--- Begin ---

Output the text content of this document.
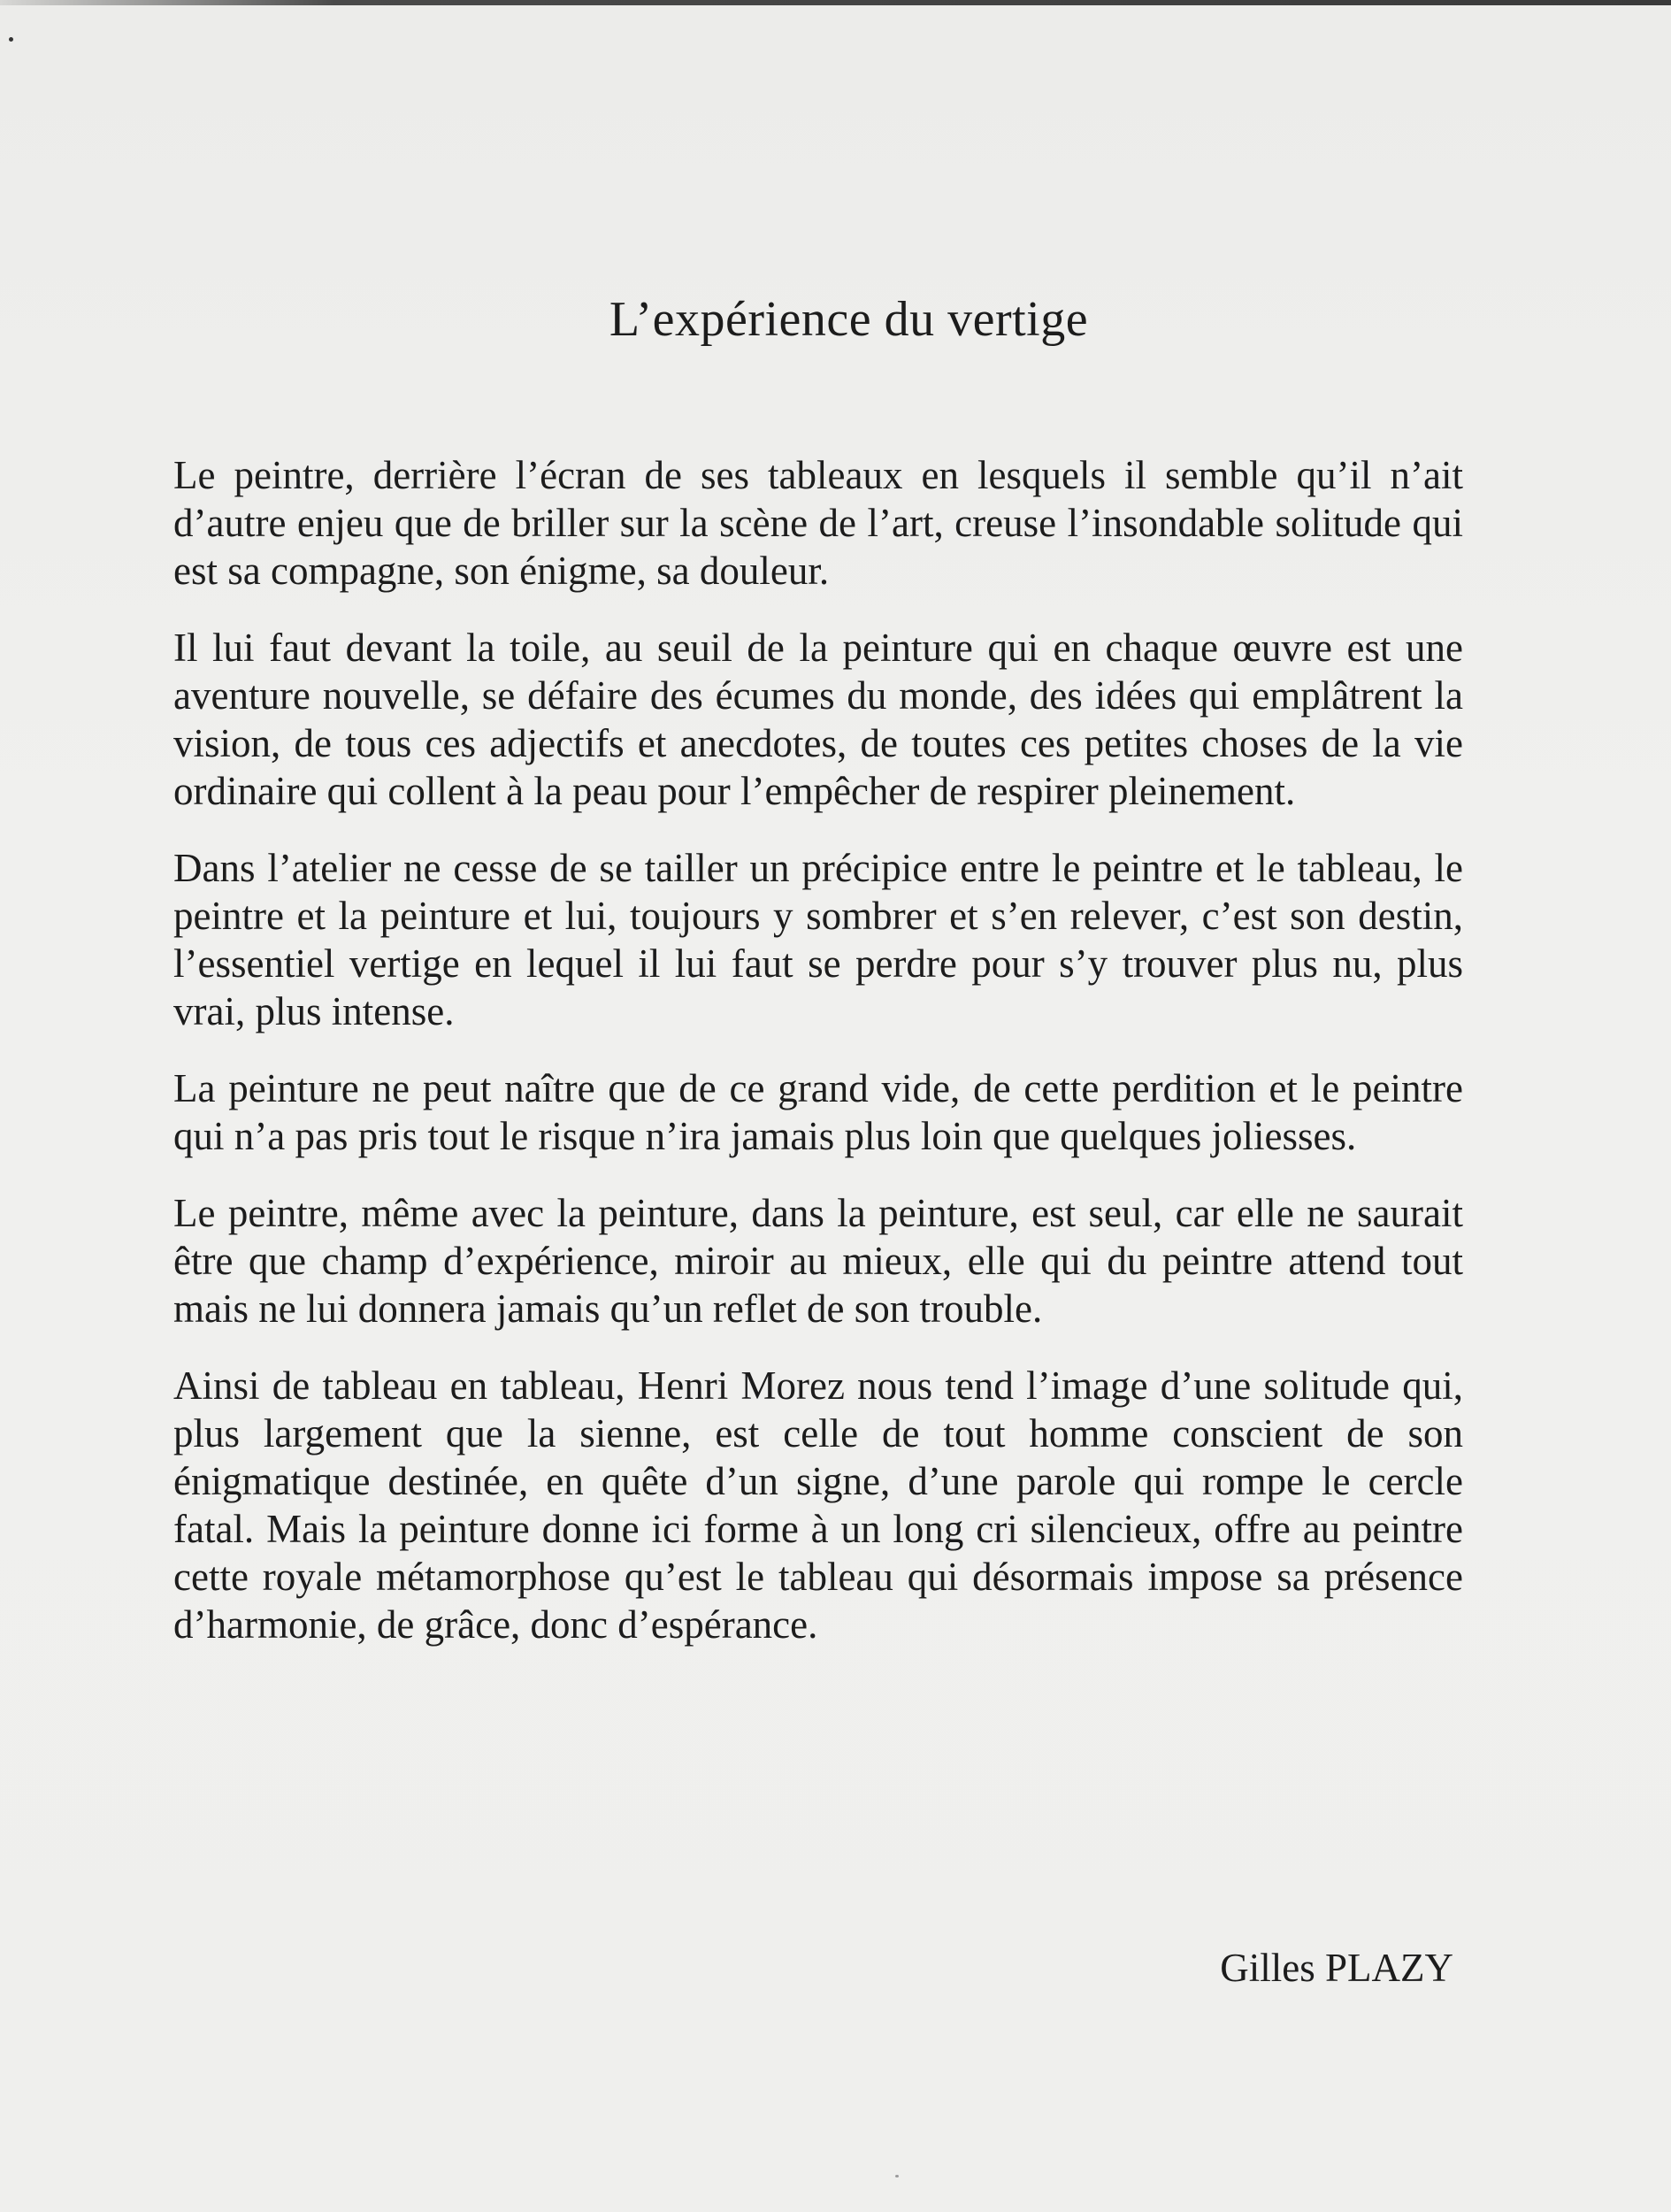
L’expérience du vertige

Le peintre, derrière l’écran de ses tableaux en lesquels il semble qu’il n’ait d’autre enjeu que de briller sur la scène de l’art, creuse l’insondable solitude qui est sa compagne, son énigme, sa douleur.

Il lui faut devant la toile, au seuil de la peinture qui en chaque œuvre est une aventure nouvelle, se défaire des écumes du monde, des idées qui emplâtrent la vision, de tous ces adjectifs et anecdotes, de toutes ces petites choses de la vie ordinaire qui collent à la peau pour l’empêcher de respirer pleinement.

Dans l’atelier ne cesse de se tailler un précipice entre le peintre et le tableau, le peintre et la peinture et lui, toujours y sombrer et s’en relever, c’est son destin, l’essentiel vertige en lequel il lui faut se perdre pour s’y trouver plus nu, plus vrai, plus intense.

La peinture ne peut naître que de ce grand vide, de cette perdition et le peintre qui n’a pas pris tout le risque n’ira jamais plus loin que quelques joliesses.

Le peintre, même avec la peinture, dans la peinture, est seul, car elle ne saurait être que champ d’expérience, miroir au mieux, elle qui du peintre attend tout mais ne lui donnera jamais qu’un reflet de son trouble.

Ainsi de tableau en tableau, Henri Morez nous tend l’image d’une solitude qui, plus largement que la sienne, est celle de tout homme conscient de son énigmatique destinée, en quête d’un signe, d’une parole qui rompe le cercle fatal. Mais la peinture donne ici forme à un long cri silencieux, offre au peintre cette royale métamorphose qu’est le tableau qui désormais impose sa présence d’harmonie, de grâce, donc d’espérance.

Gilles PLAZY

--- End ---

EXERCISE PROMPT
Find each line that has the word "jamais", then copy it out.

COMPLETED EXERCISE
La peinture ne peut naître que de ce grand vide, de cette perdition et le peintre qui n’a pas pris tout le risque n’ira jamais plus loin que quelques joliesses.
Le peintre, même avec la peinture, dans la peinture, est seul, car elle ne saurait être que champ d’expérience, miroir au mieux, elle qui du peintre attend tout mais ne lui donnera jamais qu’un reflet de son trouble.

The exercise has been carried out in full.